-- START OF Provided material --
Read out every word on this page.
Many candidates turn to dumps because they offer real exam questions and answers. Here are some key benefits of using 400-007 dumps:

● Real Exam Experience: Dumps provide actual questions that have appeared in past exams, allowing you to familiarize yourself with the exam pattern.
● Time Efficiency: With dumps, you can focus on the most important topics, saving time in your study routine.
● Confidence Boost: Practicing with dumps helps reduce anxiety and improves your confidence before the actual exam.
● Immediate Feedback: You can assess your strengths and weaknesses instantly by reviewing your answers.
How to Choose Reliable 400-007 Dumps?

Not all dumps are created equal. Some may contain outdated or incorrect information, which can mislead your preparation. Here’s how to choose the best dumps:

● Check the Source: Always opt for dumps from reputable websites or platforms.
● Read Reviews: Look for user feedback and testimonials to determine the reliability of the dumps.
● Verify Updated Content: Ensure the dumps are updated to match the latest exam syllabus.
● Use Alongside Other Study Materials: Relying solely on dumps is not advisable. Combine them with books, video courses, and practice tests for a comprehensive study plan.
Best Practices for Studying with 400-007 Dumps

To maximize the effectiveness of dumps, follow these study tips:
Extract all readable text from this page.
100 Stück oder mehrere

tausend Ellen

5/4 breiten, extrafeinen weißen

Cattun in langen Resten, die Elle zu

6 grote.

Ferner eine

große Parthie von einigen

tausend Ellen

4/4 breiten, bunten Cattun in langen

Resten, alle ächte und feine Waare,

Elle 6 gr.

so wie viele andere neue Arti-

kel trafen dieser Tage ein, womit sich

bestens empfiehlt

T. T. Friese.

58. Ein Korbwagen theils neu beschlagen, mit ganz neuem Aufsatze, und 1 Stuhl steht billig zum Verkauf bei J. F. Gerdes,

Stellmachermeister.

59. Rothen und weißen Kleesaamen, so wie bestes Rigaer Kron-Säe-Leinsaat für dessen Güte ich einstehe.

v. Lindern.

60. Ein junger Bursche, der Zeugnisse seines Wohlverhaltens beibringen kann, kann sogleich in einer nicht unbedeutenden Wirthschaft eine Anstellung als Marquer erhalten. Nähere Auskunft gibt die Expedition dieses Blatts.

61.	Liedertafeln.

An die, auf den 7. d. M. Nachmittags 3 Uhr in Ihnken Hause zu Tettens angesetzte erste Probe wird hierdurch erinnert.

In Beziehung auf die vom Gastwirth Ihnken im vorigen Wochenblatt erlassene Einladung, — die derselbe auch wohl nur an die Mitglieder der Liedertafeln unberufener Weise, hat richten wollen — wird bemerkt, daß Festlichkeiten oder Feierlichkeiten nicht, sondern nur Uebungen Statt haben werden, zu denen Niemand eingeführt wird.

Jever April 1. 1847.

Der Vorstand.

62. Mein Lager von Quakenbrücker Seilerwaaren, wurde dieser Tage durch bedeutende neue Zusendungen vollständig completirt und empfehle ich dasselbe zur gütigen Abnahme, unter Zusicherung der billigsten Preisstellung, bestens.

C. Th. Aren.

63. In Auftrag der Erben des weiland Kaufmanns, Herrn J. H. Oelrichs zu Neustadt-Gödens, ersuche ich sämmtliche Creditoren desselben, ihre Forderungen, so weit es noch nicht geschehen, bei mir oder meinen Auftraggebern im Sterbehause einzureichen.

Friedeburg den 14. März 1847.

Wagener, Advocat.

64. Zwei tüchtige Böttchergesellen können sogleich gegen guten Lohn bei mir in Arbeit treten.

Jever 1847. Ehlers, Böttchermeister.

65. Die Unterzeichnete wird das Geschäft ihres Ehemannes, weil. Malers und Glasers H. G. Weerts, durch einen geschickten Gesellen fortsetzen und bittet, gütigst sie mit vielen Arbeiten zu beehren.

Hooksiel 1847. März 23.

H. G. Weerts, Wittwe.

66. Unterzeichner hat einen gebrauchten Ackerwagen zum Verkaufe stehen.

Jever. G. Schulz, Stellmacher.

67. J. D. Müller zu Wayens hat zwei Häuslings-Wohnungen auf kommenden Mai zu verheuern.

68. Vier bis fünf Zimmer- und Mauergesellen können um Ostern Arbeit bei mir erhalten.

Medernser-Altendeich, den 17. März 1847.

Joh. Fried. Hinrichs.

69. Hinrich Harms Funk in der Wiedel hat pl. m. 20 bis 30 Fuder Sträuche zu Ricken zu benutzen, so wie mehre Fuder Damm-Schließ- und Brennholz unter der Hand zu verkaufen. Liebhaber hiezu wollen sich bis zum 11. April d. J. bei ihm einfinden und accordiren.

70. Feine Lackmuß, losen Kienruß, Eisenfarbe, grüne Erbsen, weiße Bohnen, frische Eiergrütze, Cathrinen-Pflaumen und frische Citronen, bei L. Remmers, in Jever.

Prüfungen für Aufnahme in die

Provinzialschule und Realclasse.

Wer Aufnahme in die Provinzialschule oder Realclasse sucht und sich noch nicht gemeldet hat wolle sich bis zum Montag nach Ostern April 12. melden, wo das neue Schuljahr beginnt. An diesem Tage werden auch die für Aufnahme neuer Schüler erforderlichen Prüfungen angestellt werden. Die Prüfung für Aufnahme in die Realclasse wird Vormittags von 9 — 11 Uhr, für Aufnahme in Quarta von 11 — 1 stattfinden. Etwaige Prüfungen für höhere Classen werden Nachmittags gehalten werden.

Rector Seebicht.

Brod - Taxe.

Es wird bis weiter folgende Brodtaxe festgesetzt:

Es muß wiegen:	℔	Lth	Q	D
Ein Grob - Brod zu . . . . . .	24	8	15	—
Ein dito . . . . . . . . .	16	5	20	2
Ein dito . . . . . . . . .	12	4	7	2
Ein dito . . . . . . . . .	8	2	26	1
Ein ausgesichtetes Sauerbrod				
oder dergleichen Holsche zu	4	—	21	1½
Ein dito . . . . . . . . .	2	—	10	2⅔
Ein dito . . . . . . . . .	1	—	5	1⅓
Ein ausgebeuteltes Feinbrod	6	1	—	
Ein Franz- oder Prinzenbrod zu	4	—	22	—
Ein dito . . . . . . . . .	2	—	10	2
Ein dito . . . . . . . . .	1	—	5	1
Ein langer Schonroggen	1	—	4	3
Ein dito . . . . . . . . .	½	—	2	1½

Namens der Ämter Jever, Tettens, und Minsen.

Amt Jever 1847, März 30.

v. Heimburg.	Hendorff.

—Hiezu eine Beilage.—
-- END OF Provided material --
* Task goal
Print every record exactly as it was given.

* Correct answer
Read out every word on this page.
Many candidates turn to dumps because they offer real exam questions and answers. Here are some key benefits of using 400-007 dumps:

● Real Exam Experience: Dumps provide actual questions that have appeared in past exams, allowing you to familiarize yourself with the exam pattern.
● Time Efficiency: With dumps, you can focus on the most important topics, saving time in your study routine.
● Confidence Boost: Practicing with dumps helps reduce anxiety and improves your confidence before the actual exam.
● Immediate Feedback: You can assess your strengths and weaknesses instantly by reviewing your answers.
How to Choose Reliable 400-007 Dumps?

Not all dumps are created equal. Some may contain outdated or incorrect information, which can mislead your preparation. Here’s how to choose the best dumps:

● Check the Source: Always opt for dumps from reputable websites or platforms.
● Read Reviews: Look for user feedback and testimonials to determine the reliability of the dumps.
● Verify Updated Content: Ensure the dumps are updated to match the latest exam syllabus.
● Use Alongside Other Study Materials: Relying solely on dumps is not advisable. Combine them with books, video courses, and practice tests for a comprehensive study plan.
Best Practices for Studying with 400-007 Dumps

To maximize the effectiveness of dumps, follow these study tips:
Extract all readable text from this page.
100 Stück oder mehrere

tausend Ellen

5/4 breiten, extrafeinen weißen

Cattun in langen Resten, die Elle zu

6 grote.

Ferner eine

große Parthie von einigen

tausend Ellen

4/4 breiten, bunten Cattun in langen

Resten, alle ächte und feine Waare,

Elle 6 gr.

so wie viele andere neue Arti-

kel trafen dieser Tage ein, womit sich

bestens empfiehlt

T. T. Friese.

58. Ein Korbwagen theils neu beschlagen, mit ganz neuem Aufsatze, und 1 Stuhl steht billig zum Verkauf bei J. F. Gerdes,

Stellmachermeister.

59. Rothen und weißen Kleesaamen, so wie bestes Rigaer Kron-Säe-Leinsaat für dessen Güte ich einstehe.

v. Lindern.

60. Ein junger Bursche, der Zeugnisse seines Wohlverhaltens beibringen kann, kann sogleich in einer nicht unbedeutenden Wirthschaft eine Anstellung als Marquer erhalten. Nähere Auskunft gibt die Expedition dieses Blatts.

61.	Liedertafeln.

An die, auf den 7. d. M. Nachmittags 3 Uhr in Ihnken Hause zu Tettens angesetzte erste Probe wird hierdurch erinnert.

In Beziehung auf die vom Gastwirth Ihnken im vorigen Wochenblatt erlassene Einladung, — die derselbe auch wohl nur an die Mitglieder der Liedertafeln unberufener Weise, hat richten wollen — wird bemerkt, daß Festlichkeiten oder Feierlichkeiten nicht, sondern nur Uebungen Statt haben werden, zu denen Niemand eingeführt wird.

Jever April 1. 1847.

Der Vorstand.

62. Mein Lager von Quakenbrücker Seilerwaaren, wurde dieser Tage durch bedeutende neue Zusendungen vollständig completirt und empfehle ich dasselbe zur gütigen Abnahme, unter Zusicherung der billigsten Preisstellung, bestens.

C. Th. Aren.

63. In Auftrag der Erben des weiland Kaufmanns, Herrn J. H. Oelrichs zu Neustadt-Gödens, ersuche ich sämmtliche Creditoren desselben, ihre Forderungen, so weit es noch nicht geschehen, bei mir oder meinen Auftraggebern im Sterbehause einzureichen.

Friedeburg den 14. März 1847.

Wagener, Advocat.

64. Zwei tüchtige Böttchergesellen können sogleich gegen guten Lohn bei mir in Arbeit treten.

Jever 1847. Ehlers, Böttchermeister.

65. Die Unterzeichnete wird das Geschäft ihres Ehemannes, weil. Malers und Glasers H. G. Weerts, durch einen geschickten Gesellen fortsetzen und bittet, gütigst sie mit vielen Arbeiten zu beehren.

Hooksiel 1847. März 23.

H. G. Weerts, Wittwe.

66. Unterzeichner hat einen gebrauchten Ackerwagen zum Verkaufe stehen.

Jever. G. Schulz, Stellmacher.

67. J. D. Müller zu Wayens hat zwei Häuslings-Wohnungen auf kommenden Mai zu verheuern.

68. Vier bis fünf Zimmer- und Mauergesellen können um Ostern Arbeit bei mir erhalten.

Medernser-Altendeich, den 17. März 1847.

Joh. Fried. Hinrichs.

69. Hinrich Harms Funk in der Wiedel hat pl. m. 20 bis 30 Fuder Sträuche zu Ricken zu benutzen, so wie mehre Fuder Damm-Schließ- und Brennholz unter der Hand zu verkaufen. Liebhaber hiezu wollen sich bis zum 11. April d. J. bei ihm einfinden und accordiren.

70. Feine Lackmuß, losen Kienruß, Eisenfarbe, grüne Erbsen, weiße Bohnen, frische Eiergrütze, Cathrinen-Pflaumen und frische Citronen, bei L. Remmers, in Jever.

Prüfungen für Aufnahme in die

Provinzialschule und Realclasse.

Wer Aufnahme in die Provinzialschule oder Realclasse sucht und sich noch nicht gemeldet hat wolle sich bis zum Montag nach Ostern April 12. melden, wo das neue Schuljahr beginnt. An diesem Tage werden auch die für Aufnahme neuer Schüler erforderlichen Prüfungen angestellt werden. Die Prüfung für Aufnahme in die Realclasse wird Vormittags von 9 — 11 Uhr, für Aufnahme in Quarta von 11 — 1 stattfinden. Etwaige Prüfungen für höhere Classen werden Nachmittags gehalten werden.

Rector Seebicht.

Brod - Taxe.

Es wird bis weiter folgende Brodtaxe festgesetzt:

Es muß wiegen:	℔	Lth	Q	D
Ein Grob - Brod zu . . . . . .	24	8	15	—
Ein dito . . . . . . . . .	16	5	20	2
Ein dito . . . . . . . . .	12	4	7	2
Ein dito . . . . . . . . .	8	2	26	1
Ein ausgesichtetes Sauerbrod				
oder dergleichen Holsche zu	4	—	21	1½
Ein dito . . . . . . . . .	2	—	10	2⅔
Ein dito . . . . . . . . .	1	—	5	1⅓
Ein ausgebeuteltes Feinbrod	6	1	—	
Ein Franz- oder Prinzenbrod zu	4	—	22	—
Ein dito . . . . . . . . .	2	—	10	2
Ein dito . . . . . . . . .	1	—	5	1
Ein langer Schonroggen	1	—	4	3
Ein dito . . . . . . . . .	½	—	2	1½

Namens der Ämter Jever, Tettens, und Minsen.

Amt Jever 1847, März 30.

v. Heimburg.	Hendorff.

—Hiezu eine Beilage.—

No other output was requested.